(Bounding box annotations)
☆ ☆ ☆

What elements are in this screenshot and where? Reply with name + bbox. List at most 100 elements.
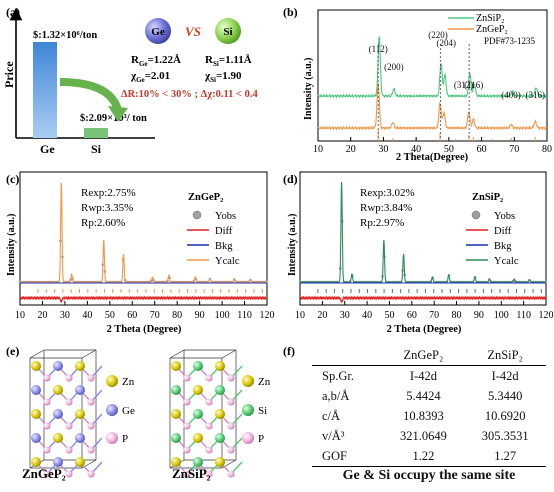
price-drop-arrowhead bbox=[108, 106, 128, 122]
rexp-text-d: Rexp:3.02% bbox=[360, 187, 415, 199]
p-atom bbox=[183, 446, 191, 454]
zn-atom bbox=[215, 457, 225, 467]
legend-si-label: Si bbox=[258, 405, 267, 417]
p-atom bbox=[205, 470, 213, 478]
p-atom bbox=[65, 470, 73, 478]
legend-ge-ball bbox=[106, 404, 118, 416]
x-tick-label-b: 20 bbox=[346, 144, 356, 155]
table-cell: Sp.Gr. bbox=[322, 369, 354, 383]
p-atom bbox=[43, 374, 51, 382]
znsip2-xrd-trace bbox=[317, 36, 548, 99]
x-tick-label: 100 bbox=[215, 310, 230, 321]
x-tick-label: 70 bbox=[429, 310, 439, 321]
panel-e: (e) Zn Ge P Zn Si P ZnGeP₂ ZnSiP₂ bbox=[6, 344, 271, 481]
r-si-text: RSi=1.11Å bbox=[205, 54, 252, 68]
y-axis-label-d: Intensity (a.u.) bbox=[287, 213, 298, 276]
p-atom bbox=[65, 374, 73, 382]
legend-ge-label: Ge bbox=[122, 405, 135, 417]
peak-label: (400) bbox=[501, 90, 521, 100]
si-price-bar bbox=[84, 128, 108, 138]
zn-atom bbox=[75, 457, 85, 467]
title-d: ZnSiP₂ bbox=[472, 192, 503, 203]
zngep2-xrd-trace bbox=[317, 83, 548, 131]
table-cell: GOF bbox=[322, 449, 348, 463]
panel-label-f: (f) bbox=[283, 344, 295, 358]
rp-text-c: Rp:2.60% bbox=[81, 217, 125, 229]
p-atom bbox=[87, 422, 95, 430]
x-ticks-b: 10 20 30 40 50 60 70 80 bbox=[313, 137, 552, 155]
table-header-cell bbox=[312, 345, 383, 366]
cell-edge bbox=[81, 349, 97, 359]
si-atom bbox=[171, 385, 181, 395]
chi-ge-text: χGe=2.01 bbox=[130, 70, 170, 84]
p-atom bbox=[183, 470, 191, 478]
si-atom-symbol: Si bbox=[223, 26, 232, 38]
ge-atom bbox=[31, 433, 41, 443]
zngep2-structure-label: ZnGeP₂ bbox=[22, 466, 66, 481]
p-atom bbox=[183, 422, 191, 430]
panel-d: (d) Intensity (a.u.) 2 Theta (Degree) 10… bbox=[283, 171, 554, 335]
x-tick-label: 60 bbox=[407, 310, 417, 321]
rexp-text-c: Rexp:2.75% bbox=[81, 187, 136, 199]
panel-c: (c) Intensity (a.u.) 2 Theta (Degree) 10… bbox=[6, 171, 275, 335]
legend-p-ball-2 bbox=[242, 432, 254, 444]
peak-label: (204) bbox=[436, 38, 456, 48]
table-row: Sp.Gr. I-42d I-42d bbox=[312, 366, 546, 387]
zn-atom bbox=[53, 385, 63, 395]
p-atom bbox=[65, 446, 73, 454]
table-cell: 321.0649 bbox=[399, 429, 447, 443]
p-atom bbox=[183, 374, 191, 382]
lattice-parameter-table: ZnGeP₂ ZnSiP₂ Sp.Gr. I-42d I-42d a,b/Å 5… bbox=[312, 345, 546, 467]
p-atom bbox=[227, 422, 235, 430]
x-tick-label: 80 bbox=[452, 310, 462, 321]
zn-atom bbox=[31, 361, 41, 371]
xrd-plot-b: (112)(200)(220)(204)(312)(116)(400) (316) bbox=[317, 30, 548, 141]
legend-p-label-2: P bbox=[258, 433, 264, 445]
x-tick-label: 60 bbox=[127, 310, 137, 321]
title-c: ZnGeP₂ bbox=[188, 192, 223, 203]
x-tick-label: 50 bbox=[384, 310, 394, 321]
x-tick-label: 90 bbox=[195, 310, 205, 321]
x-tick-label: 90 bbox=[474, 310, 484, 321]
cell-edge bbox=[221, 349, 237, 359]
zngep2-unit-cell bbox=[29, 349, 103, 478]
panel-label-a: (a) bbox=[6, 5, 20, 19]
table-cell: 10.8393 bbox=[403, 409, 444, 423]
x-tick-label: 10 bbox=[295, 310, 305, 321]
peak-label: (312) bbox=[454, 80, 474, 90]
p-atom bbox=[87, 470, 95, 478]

☆ ☆ ☆

▶ Exercise instructions: Return every line of the records above word for word, leaving out the pictures.

▶ Complete answer:
What elements are in this screenshot and where? Reply with name + bbox. List at most 100 elements.
price-drop-arrowhead bbox=[108, 106, 128, 122]
rexp-text-d: Rexp:3.02% bbox=[360, 187, 415, 199]
p-atom bbox=[183, 446, 191, 454]
zn-atom bbox=[215, 457, 225, 467]
legend-si-label: Si bbox=[258, 405, 267, 417]
p-atom bbox=[205, 470, 213, 478]
p-atom bbox=[65, 470, 73, 478]
legend-ge-ball bbox=[106, 404, 118, 416]
x-tick-label-b: 20 bbox=[346, 144, 356, 155]
table-cell: Sp.Gr. bbox=[322, 369, 354, 383]
p-atom bbox=[43, 374, 51, 382]
znsip2-xrd-trace bbox=[317, 36, 548, 99]
x-tick-label: 100 bbox=[215, 310, 230, 321]
x-tick-label: 70 bbox=[429, 310, 439, 321]
panel-e: (e) Zn Ge P Zn Si P ZnGeP₂ ZnSiP₂ bbox=[6, 344, 271, 481]
r-si-text: RSi=1.11Å bbox=[205, 54, 252, 68]
y-axis-label-d: Intensity (a.u.) bbox=[287, 213, 298, 276]
p-atom bbox=[65, 374, 73, 382]
legend-ge-label: Ge bbox=[122, 405, 135, 417]
peak-label: (400) bbox=[501, 90, 521, 100]
si-price-bar bbox=[84, 128, 108, 138]
zn-atom bbox=[75, 457, 85, 467]
title-d: ZnSiP₂ bbox=[472, 192, 503, 203]
zngep2-xrd-trace bbox=[317, 83, 548, 131]
table-cell: GOF bbox=[322, 449, 348, 463]
panel-label-f: (f) bbox=[283, 344, 295, 358]
rp-text-c: Rp:2.60% bbox=[81, 217, 125, 229]
p-atom bbox=[87, 422, 95, 430]
x-ticks-b: 10 20 30 40 50 60 70 80 bbox=[313, 137, 552, 155]
table-header-cell bbox=[312, 345, 383, 366]
cell-edge bbox=[81, 349, 97, 359]
si-atom bbox=[171, 385, 181, 395]
chi-ge-text: χGe=2.01 bbox=[130, 70, 170, 84]
p-atom bbox=[183, 470, 191, 478]
si-atom-symbol: Si bbox=[223, 26, 232, 38]
ge-atom bbox=[31, 433, 41, 443]
zngep2-structure-label: ZnGeP₂ bbox=[22, 466, 66, 481]
p-atom bbox=[183, 422, 191, 430]
panel-d: (d) Intensity (a.u.) 2 Theta (Degree) 10… bbox=[283, 171, 554, 335]
x-tick-label: 60 bbox=[407, 310, 417, 321]
rexp-text-c: Rexp:2.75% bbox=[81, 187, 136, 199]
panel-c: (c) Intensity (a.u.) 2 Theta (Degree) 10… bbox=[6, 171, 275, 335]
legend-p-ball-2 bbox=[242, 432, 254, 444]
peak-label: (204) bbox=[436, 38, 456, 48]
table-row: Sp.Gr. I-42d I-42d bbox=[312, 366, 546, 387]
zn-atom bbox=[53, 385, 63, 395]
p-atom bbox=[65, 446, 73, 454]
table-cell: 321.0649 bbox=[399, 429, 447, 443]
p-atom bbox=[183, 374, 191, 382]
lattice-parameter-table: ZnGeP₂ ZnSiP₂ Sp.Gr. I-42d I-42d a,b/Å 5… bbox=[312, 345, 546, 467]
p-atom bbox=[227, 422, 235, 430]
x-tick-label: 80 bbox=[452, 310, 462, 321]
zn-atom bbox=[31, 361, 41, 371]
xrd-plot-b: (112)(200)(220)(204)(312)(116)(400) (316) bbox=[317, 30, 548, 141]
legend-p-label-2: P bbox=[258, 433, 264, 445]
x-tick-label: 60 bbox=[127, 310, 137, 321]
title-c: ZnGeP₂ bbox=[188, 192, 223, 203]
x-tick-label: 50 bbox=[384, 310, 394, 321]
x-tick-label: 90 bbox=[195, 310, 205, 321]
x-tick-label: 90 bbox=[474, 310, 484, 321]
cell-edge bbox=[221, 349, 237, 359]
zngep2-unit-cell bbox=[29, 349, 103, 478]
panel-label-a: (a) bbox=[6, 5, 20, 19]
table-cell: 10.8393 bbox=[403, 409, 444, 423]
x-tick-label: 10 bbox=[295, 310, 305, 321]
peak-label: (312) bbox=[454, 80, 474, 90]
p-atom bbox=[87, 470, 95, 478]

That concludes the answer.